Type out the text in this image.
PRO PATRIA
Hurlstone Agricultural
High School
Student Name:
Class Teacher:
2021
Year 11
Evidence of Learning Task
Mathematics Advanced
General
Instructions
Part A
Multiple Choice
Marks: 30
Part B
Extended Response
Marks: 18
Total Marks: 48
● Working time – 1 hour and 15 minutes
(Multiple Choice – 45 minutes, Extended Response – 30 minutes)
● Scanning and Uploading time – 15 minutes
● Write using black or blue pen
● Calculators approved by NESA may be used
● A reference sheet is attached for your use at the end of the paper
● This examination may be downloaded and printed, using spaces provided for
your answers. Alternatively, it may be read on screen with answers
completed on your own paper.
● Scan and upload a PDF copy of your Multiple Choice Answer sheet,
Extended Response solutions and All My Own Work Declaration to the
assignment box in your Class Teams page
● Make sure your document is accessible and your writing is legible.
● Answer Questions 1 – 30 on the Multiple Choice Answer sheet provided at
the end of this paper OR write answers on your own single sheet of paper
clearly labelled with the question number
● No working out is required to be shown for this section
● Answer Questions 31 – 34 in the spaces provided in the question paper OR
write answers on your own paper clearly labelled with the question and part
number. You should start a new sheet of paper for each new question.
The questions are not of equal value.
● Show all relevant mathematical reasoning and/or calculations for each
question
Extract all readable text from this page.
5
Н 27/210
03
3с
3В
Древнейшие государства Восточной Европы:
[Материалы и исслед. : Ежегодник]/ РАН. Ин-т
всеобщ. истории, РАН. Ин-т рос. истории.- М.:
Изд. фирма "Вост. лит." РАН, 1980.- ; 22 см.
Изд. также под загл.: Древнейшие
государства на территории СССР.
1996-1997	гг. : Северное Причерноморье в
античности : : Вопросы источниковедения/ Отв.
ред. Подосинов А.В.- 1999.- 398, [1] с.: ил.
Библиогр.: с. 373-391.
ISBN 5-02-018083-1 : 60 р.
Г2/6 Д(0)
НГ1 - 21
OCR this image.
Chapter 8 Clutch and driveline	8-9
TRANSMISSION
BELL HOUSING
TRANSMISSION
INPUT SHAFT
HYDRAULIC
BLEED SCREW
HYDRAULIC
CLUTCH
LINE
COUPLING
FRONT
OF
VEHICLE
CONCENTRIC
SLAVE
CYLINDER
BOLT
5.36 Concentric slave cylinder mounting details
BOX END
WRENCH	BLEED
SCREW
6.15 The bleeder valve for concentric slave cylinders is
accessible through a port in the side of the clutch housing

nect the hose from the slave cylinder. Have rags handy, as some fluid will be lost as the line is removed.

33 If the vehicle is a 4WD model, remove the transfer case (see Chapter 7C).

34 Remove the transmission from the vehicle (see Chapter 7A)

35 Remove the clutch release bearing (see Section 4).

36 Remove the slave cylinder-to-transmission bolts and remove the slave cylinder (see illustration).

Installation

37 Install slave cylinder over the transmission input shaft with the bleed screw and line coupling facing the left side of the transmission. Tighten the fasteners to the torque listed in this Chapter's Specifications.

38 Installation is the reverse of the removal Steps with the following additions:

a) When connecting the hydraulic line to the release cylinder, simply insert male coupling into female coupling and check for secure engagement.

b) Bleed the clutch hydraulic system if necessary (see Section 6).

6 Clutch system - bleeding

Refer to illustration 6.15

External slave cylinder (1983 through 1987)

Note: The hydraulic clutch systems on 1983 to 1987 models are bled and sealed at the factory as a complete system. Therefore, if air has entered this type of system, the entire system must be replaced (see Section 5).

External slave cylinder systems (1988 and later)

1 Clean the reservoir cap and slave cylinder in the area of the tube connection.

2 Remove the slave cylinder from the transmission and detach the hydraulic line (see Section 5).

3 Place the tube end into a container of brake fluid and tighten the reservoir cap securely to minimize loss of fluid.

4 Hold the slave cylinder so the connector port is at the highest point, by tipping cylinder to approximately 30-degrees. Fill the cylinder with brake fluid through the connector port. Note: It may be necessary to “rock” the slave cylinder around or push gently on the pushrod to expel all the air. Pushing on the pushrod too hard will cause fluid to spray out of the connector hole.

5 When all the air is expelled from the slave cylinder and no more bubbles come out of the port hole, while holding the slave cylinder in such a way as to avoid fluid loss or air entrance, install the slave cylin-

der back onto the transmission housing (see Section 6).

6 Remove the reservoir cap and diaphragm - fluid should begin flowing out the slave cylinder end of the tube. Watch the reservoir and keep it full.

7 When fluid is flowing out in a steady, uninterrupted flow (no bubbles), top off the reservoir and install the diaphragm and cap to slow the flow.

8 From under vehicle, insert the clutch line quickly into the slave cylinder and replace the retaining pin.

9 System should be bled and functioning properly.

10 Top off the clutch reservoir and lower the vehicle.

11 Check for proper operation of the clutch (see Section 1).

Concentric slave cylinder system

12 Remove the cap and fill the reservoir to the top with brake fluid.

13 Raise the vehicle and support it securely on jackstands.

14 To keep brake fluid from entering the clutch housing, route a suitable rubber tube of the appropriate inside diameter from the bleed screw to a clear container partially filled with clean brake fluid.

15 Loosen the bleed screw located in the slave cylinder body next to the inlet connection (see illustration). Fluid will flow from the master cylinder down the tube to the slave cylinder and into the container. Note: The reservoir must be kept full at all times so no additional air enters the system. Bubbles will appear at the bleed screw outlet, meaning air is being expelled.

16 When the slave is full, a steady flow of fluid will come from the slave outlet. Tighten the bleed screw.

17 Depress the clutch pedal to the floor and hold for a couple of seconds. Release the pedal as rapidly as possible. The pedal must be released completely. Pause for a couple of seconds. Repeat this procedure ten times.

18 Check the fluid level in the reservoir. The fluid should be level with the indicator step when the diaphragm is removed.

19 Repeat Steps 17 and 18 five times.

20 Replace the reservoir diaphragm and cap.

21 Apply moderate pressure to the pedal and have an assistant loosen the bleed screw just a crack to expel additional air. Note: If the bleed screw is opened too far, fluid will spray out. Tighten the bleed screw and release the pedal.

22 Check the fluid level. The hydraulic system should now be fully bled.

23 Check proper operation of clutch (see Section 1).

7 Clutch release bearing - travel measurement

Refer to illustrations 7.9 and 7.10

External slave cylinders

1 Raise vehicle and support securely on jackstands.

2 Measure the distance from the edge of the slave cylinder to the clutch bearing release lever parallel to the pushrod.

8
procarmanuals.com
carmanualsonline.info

# Required work:
Each record above must be given again exactly.

# Full response:
Type out the text in this image.
PRO PATRIA
Hurlstone Agricultural
High School
Student Name:
Class Teacher:
2021
Year 11
Evidence of Learning Task
Mathematics Advanced
General
Instructions
Part A
Multiple Choice
Marks: 30
Part B
Extended Response
Marks: 18
Total Marks: 48
● Working time – 1 hour and 15 minutes
(Multiple Choice – 45 minutes, Extended Response – 30 minutes)
● Scanning and Uploading time – 15 minutes
● Write using black or blue pen
● Calculators approved by NESA may be used
● A reference sheet is attached for your use at the end of the paper
● This examination may be downloaded and printed, using spaces provided for
your answers. Alternatively, it may be read on screen with answers
completed on your own paper.
● Scan and upload a PDF copy of your Multiple Choice Answer sheet,
Extended Response solutions and All My Own Work Declaration to the
assignment box in your Class Teams page
● Make sure your document is accessible and your writing is legible.
● Answer Questions 1 – 30 on the Multiple Choice Answer sheet provided at
the end of this paper OR write answers on your own single sheet of paper
clearly labelled with the question number
● No working out is required to be shown for this section
● Answer Questions 31 – 34 in the spaces provided in the question paper OR
write answers on your own paper clearly labelled with the question and part
number. You should start a new sheet of paper for each new question.
The questions are not of equal value.
● Show all relevant mathematical reasoning and/or calculations for each
question
Extract all readable text from this page.
5
Н 27/210
03
3с
3В
Древнейшие государства Восточной Европы:
[Материалы и исслед. : Ежегодник]/ РАН. Ин-т
всеобщ. истории, РАН. Ин-т рос. истории.- М.:
Изд. фирма "Вост. лит." РАН, 1980.- ; 22 см.
Изд. также под загл.: Древнейшие
государства на территории СССР.
1996-1997	гг. : Северное Причерноморье в
античности : : Вопросы источниковедения/ Отв.
ред. Подосинов А.В.- 1999.- 398, [1] с.: ил.
Библиогр.: с. 373-391.
ISBN 5-02-018083-1 : 60 р.
Г2/6 Д(0)
НГ1 - 21
OCR this image.
Chapter 8 Clutch and driveline	8-9
TRANSMISSION
BELL HOUSING
TRANSMISSION
INPUT SHAFT
HYDRAULIC
BLEED SCREW
HYDRAULIC
CLUTCH
LINE
COUPLING
FRONT
OF
VEHICLE
CONCENTRIC
SLAVE
CYLINDER
BOLT
5.36 Concentric slave cylinder mounting details
BOX END
WRENCH	BLEED
SCREW
6.15 The bleeder valve for concentric slave cylinders is
accessible through a port in the side of the clutch housing

nect the hose from the slave cylinder. Have rags handy, as some fluid will be lost as the line is removed.

33 If the vehicle is a 4WD model, remove the transfer case (see Chapter 7C).

34 Remove the transmission from the vehicle (see Chapter 7A)

35 Remove the clutch release bearing (see Section 4).

36 Remove the slave cylinder-to-transmission bolts and remove the slave cylinder (see illustration).

Installation

37 Install slave cylinder over the transmission input shaft with the bleed screw and line coupling facing the left side of the transmission. Tighten the fasteners to the torque listed in this Chapter's Specifications.

38 Installation is the reverse of the removal Steps with the following additions:

a) When connecting the hydraulic line to the release cylinder, simply insert male coupling into female coupling and check for secure engagement.

b) Bleed the clutch hydraulic system if necessary (see Section 6).

6 Clutch system - bleeding

Refer to illustration 6.15

External slave cylinder (1983 through 1987)

Note: The hydraulic clutch systems on 1983 to 1987 models are bled and sealed at the factory as a complete system. Therefore, if air has entered this type of system, the entire system must be replaced (see Section 5).

External slave cylinder systems (1988 and later)

1 Clean the reservoir cap and slave cylinder in the area of the tube connection.

2 Remove the slave cylinder from the transmission and detach the hydraulic line (see Section 5).

3 Place the tube end into a container of brake fluid and tighten the reservoir cap securely to minimize loss of fluid.

4 Hold the slave cylinder so the connector port is at the highest point, by tipping cylinder to approximately 30-degrees. Fill the cylinder with brake fluid through the connector port. Note: It may be necessary to “rock” the slave cylinder around or push gently on the pushrod to expel all the air. Pushing on the pushrod too hard will cause fluid to spray out of the connector hole.

5 When all the air is expelled from the slave cylinder and no more bubbles come out of the port hole, while holding the slave cylinder in such a way as to avoid fluid loss or air entrance, install the slave cylin-

der back onto the transmission housing (see Section 6).

6 Remove the reservoir cap and diaphragm - fluid should begin flowing out the slave cylinder end of the tube. Watch the reservoir and keep it full.

7 When fluid is flowing out in a steady, uninterrupted flow (no bubbles), top off the reservoir and install the diaphragm and cap to slow the flow.

8 From under vehicle, insert the clutch line quickly into the slave cylinder and replace the retaining pin.

9 System should be bled and functioning properly.

10 Top off the clutch reservoir and lower the vehicle.

11 Check for proper operation of the clutch (see Section 1).

Concentric slave cylinder system

12 Remove the cap and fill the reservoir to the top with brake fluid.

13 Raise the vehicle and support it securely on jackstands.

14 To keep brake fluid from entering the clutch housing, route a suitable rubber tube of the appropriate inside diameter from the bleed screw to a clear container partially filled with clean brake fluid.

15 Loosen the bleed screw located in the slave cylinder body next to the inlet connection (see illustration). Fluid will flow from the master cylinder down the tube to the slave cylinder and into the container. Note: The reservoir must be kept full at all times so no additional air enters the system. Bubbles will appear at the bleed screw outlet, meaning air is being expelled.

16 When the slave is full, a steady flow of fluid will come from the slave outlet. Tighten the bleed screw.

17 Depress the clutch pedal to the floor and hold for a couple of seconds. Release the pedal as rapidly as possible. The pedal must be released completely. Pause for a couple of seconds. Repeat this procedure ten times.

18 Check the fluid level in the reservoir. The fluid should be level with the indicator step when the diaphragm is removed.

19 Repeat Steps 17 and 18 five times.

20 Replace the reservoir diaphragm and cap.

21 Apply moderate pressure to the pedal and have an assistant loosen the bleed screw just a crack to expel additional air. Note: If the bleed screw is opened too far, fluid will spray out. Tighten the bleed screw and release the pedal.

22 Check the fluid level. The hydraulic system should now be fully bled.

23 Check proper operation of clutch (see Section 1).

7 Clutch release bearing - travel measurement

Refer to illustrations 7.9 and 7.10

External slave cylinders

1 Raise vehicle and support securely on jackstands.

2 Measure the distance from the edge of the slave cylinder to the clutch bearing release lever parallel to the pushrod.

8
procarmanuals.com
carmanualsonline.info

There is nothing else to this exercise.